No worries on the book, its good to be as clear as possible. I personally would safely say that your corn syrup is not the problem at all. Also, I haven't used beet sugar for confections, so I cant weigh in on that, I only use granulated cane. You can probably cut back on the corn syrup if you want, less corn syrup or glucose means your candy will crystallize faster, so if your casting pieces into a mold, it will lose that clarity sooner, and it will be maybe a bit more gritty depending on how long you store it for, just experiment. All in all, I would say boil to a higher temp, don't stir, drop in your color (bubbles stir for you), add your extract immediately after you turn off the flame (to evaporate as much water as possible) and look into candy oils, they wont contain water, you'll get a stronger flavor.


----------



## Patch (Dec 27, 2018)

Thank you very much for the detailed reply. Regarding the extracts, I've been making them myself, partly for the fun of it, partly so I know what's going into them, and partly so I can get less commonly available flavors. (I have a batch of blackberry in the works right now.) I had assumed the alcohol would boil out quickly but hadn't considered the significant water content in the vodka. If I want to continue making my own extracts would it be better to use pure grain alcohol rather than vodka? I can get mass quantities of decent vodka at a reasonable price. Not so sure about Everclear. 

As to the level of flame, on the first couple batches I noticed the temperature rose fairly steadily to about 280F and then shot up rather quickly. Once above 300F it seemed to be jumping up and down quite a lot. Probably one of the negative aspects of using a digital thermometer. I started turning the flame down at 280F so I could creep up on the final temp in a bit more controlled fashion. It would seem I need a bit more courage with the heat, keeping it high right to the very end. I'm glad to hear you take it to 315F. Everything I've read says to remove from heat at 300F, but the time I did that it was tacky so I changed to 310F. Perhaps I'll push on to 315F with the next batch. 

Thanks for the tip on adding the corn syrup after the sugar has started to boil. I've not seen that mentioned in any of the things I've read online about candy making.
------------------------
### CHALLENGE A
Can you retype the records, starting at the line that contains "y-tick-label: kept home" and ending at the line that contains "x-tick-label: 5%: [254, 216, 269, 227]", with both of those lines included?
------------------------
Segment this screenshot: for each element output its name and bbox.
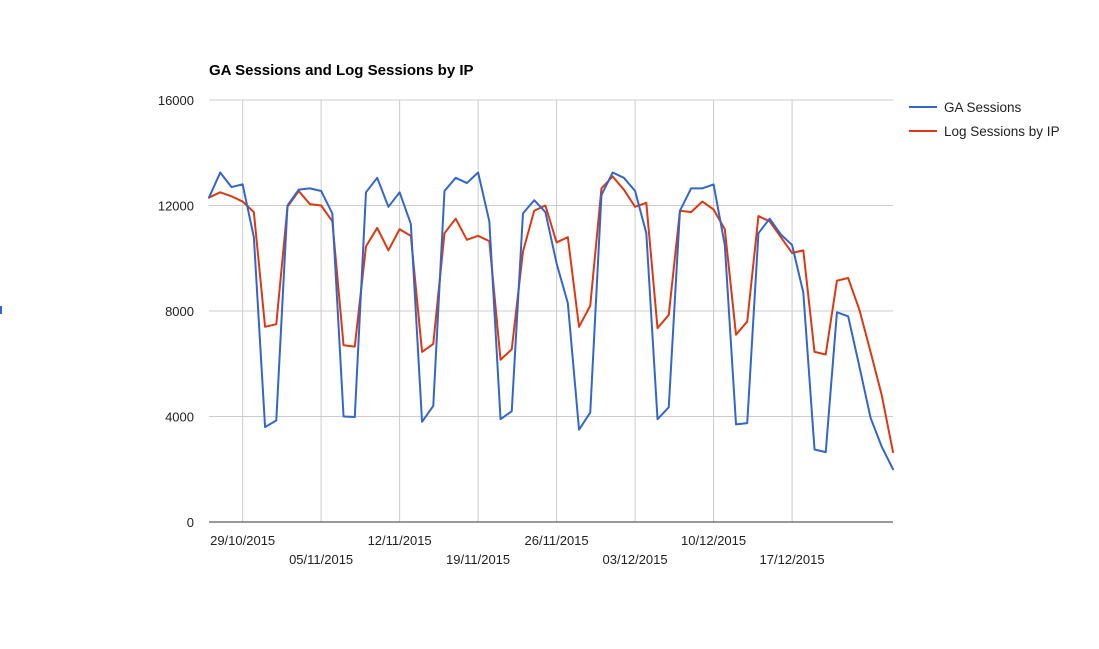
legend: GA Sessions Log Sessions by IP xyxy=(909,100,1060,139)
x-tick-label: 19/11/2015 xyxy=(446,552,510,567)
x-tick-label: 03/12/2015 xyxy=(603,552,668,567)
y-axis-ticks: 0 4000 8000 12000 16000 xyxy=(158,93,194,530)
x-tick-label: 17/12/2015 xyxy=(760,552,825,567)
y-tick-label: 12000 xyxy=(158,199,194,214)
grid xyxy=(209,99,893,522)
x-tick-label: 10/12/2015 xyxy=(681,533,746,548)
y-tick-label: 0 xyxy=(187,515,194,530)
legend-label-ga-sessions: GA Sessions xyxy=(944,100,1022,115)
y-tick-label: 8000 xyxy=(165,304,194,319)
x-tick-label: 29/10/2015 xyxy=(210,533,275,548)
x-tick-label: 26/11/2015 xyxy=(525,533,589,548)
y-tick-label: 16000 xyxy=(158,93,194,108)
legend-label-log-sessions: Log Sessions by IP xyxy=(944,124,1060,139)
y-tick-label: 4000 xyxy=(165,410,194,425)
x-tick-label: 05/11/2015 xyxy=(289,552,353,567)
series-line-ga-sessions xyxy=(208,171,894,471)
left-edge-marker xyxy=(0,306,2,314)
chart-title: GA Sessions and Log Sessions by IP xyxy=(209,62,474,79)
series-lines xyxy=(208,171,894,471)
series-line-log-sessions-by-ip xyxy=(208,175,894,454)
x-tick-label: 12/11/2015 xyxy=(368,533,432,548)
x-axis-ticks: 29/10/2015 05/11/2015 12/11/2015 19/11/2015… xyxy=(210,533,825,567)
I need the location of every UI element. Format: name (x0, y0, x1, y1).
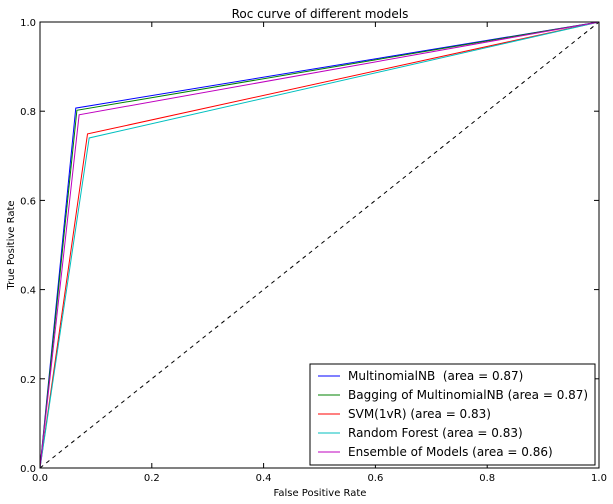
y-tick-label: 0.0 (20, 464, 36, 475)
x-axis-label: False Positive Rate (274, 488, 367, 499)
legend-box (309, 363, 596, 466)
series-line-1 (39, 21, 600, 469)
y-tick-label: 1.0 (20, 18, 36, 29)
legend: MultinomialNB (area = 0.87) Bagging of Mu… (309, 363, 596, 466)
legend-label-0: MultinomialNB (area = 0.87) (348, 369, 523, 383)
legend-label-1: Bagging of MultinomialNB (area = 0.87) (348, 388, 588, 402)
y-tick-label: 0.4 (20, 286, 36, 297)
series-line-4 (39, 21, 600, 469)
x-tick-label: 0.8 (479, 473, 495, 484)
legend-label-2: SVM(1vR) (area = 0.83) (348, 407, 491, 421)
series-line-3 (39, 21, 600, 469)
legend-label-4: Ensemble of Models (area = 0.86) (348, 445, 553, 459)
y-tick-label: 0.2 (20, 375, 36, 386)
x-tick-label: 1.0 (591, 473, 607, 484)
y-tick-label: 0.8 (20, 107, 36, 118)
y-axis-label: True Positive Rate (6, 200, 17, 290)
plot-frame (39, 21, 600, 469)
y-tick-label: 0.6 (20, 196, 36, 207)
x-tick-label: 0.0 (32, 473, 48, 484)
x-tick-label: 0.4 (256, 473, 272, 484)
chart-title: Roc curve of different models (232, 7, 409, 21)
x-tick-label: 0.6 (367, 473, 383, 484)
legend-label-3: Random Forest (area = 0.83) (348, 426, 523, 440)
x-tick-label: 0.2 (144, 473, 160, 484)
diagonal-reference-line (39, 21, 600, 469)
series-line-2 (39, 21, 600, 469)
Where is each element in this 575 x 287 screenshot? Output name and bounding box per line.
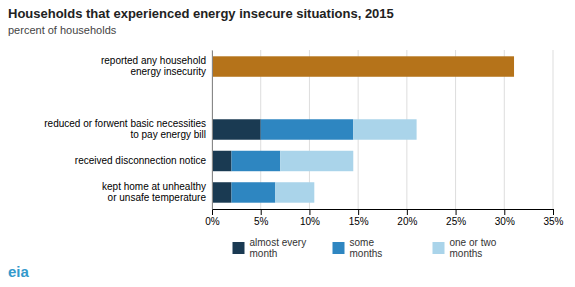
y-tick-label: kept home at unhealthyor unsafe temperat…: [102, 181, 206, 203]
bar: [261, 119, 354, 139]
bar: [212, 56, 514, 76]
y-axis-line: [212, 51, 213, 210]
x-tick-label: 30%: [495, 216, 515, 227]
title: Households that experienced energy insec…: [8, 6, 394, 21]
legend-label: one or twomonths: [450, 237, 497, 259]
bar: [275, 182, 314, 202]
legend-item: somemonths: [333, 237, 383, 259]
y-tick: received disconnection notice: [75, 155, 207, 166]
bar: [353, 119, 416, 139]
y-tick: reduced or forwent basic necessitiesto p…: [44, 118, 206, 140]
x-tick-label: 35%: [543, 216, 563, 227]
x-tick-mark: [309, 209, 310, 215]
bar: [231, 151, 280, 171]
x-axis: 0% 5% 10% 15% 20% 25% 30% 35%: [205, 209, 563, 227]
x-tick-label: 5%: [254, 216, 269, 227]
x-tick: 15%: [349, 209, 369, 227]
x-axis-line: [213, 210, 554, 216]
x-tick: 5%: [254, 209, 269, 227]
legend-item: one or twomonths: [433, 237, 497, 259]
x-tick-label: 25%: [446, 216, 466, 227]
series: [275, 119, 416, 202]
legend-swatch: [233, 242, 245, 254]
x-tick: 10%: [300, 209, 320, 227]
x-tick-label: 10%: [300, 216, 320, 227]
x-tick: 35%: [543, 209, 563, 227]
grid: [212, 50, 553, 209]
x-tick-mark: [358, 209, 359, 215]
series: [231, 119, 353, 202]
grid-line: [212, 50, 213, 209]
x-tick-label: 20%: [397, 216, 417, 227]
plot: 0% 5% 10% 15% 20% 25% 30% 35% reported any house…: [44, 50, 563, 227]
legend-label: almost everymonth: [250, 237, 307, 259]
x-tick: 20%: [397, 209, 417, 227]
annotation: eia: [8, 263, 30, 280]
bar: [231, 182, 275, 202]
x-tick-label: 15%: [349, 216, 369, 227]
x-tick-mark: [407, 209, 408, 215]
x-tick-mark: [212, 209, 213, 215]
y-tick-label: received disconnection notice: [75, 155, 207, 166]
legend: almost everymonth somemonths one or twomon…: [233, 237, 497, 259]
bar: [280, 151, 353, 171]
chart: Households that experienced energy insec…: [0, 0, 575, 287]
bar: [212, 151, 231, 171]
bar: [212, 119, 261, 139]
legend-swatch: [433, 242, 445, 254]
legend-item: almost everymonth: [233, 237, 307, 259]
legend-swatch: [333, 242, 345, 254]
grid-line: [553, 50, 554, 209]
y-tick-label: reported any householdenergy insecurity: [101, 55, 206, 77]
bar: [212, 182, 231, 202]
legend-label: somemonths: [350, 237, 383, 259]
y-tick: kept home at unhealthyor unsafe temperat…: [102, 181, 206, 203]
y-tick: reported any householdenergy insecurity: [101, 55, 206, 77]
series: [212, 56, 514, 76]
y-tick-label: reduced or forwent basic necessitiesto p…: [44, 118, 206, 140]
x-tick-mark: [456, 209, 457, 215]
subtitle: percent of households: [8, 24, 117, 36]
x-tick: 30%: [495, 209, 515, 227]
x-tick: 25%: [446, 209, 466, 227]
x-tick-label: 0%: [205, 216, 220, 227]
x-tick: 0%: [205, 209, 220, 227]
y-axis: reported any householdenergy insecurity r…: [44, 51, 212, 210]
x-tick-mark: [504, 209, 505, 215]
x-tick-mark: [553, 209, 554, 215]
bars: [212, 56, 514, 202]
x-tick-mark: [261, 209, 262, 215]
------------------------
### CHALLENGE B
Can you reproduce the candy-making thread word for word, starting at "Thank you very" and ending at "sure about Everclear."?

### OUTPUT A
y-tick-label: kept home at unhealthyor unsafe temperat…: [102, 181, 206, 203]
bar: [261, 119, 354, 139]
bar: [212, 56, 514, 76]
y-axis-line: [212, 51, 213, 210]
x-tick-label: 30%: [495, 216, 515, 227]
title: Households that experienced energy insec…: [8, 6, 394, 21]
legend-label: one or twomonths: [450, 237, 497, 259]
bar: [275, 182, 314, 202]
legend-item: somemonths: [333, 237, 383, 259]
y-tick: received disconnection notice: [75, 155, 207, 166]
bar: [353, 119, 416, 139]
y-tick: reduced or forwent basic necessitiesto p…: [44, 118, 206, 140]
x-tick-label: 35%: [543, 216, 563, 227]
x-tick-mark: [309, 209, 310, 215]
bar: [231, 151, 280, 171]
x-axis: 0% 5% 10% 15% 20% 25% 30% 35%: [205, 209, 563, 227]
x-tick-label: 5%: [254, 216, 269, 227]

### OUTPUT B
Thank you very much for the detailed reply. Regarding the extracts, I've been making them myself, partly for the fun of it, partly so I know what's going into them, and partly so I can get less commonly available flavors. (I have a batch of blackberry in the works right now.) I had assumed the alcohol would boil out quickly but hadn't considered the significant water content in the vodka. If I want to continue making my own extracts would it be better to use pure grain alcohol rather than vodka? I can get mass quantities of decent vodka at a reasonable price. Not so sure about Everclear.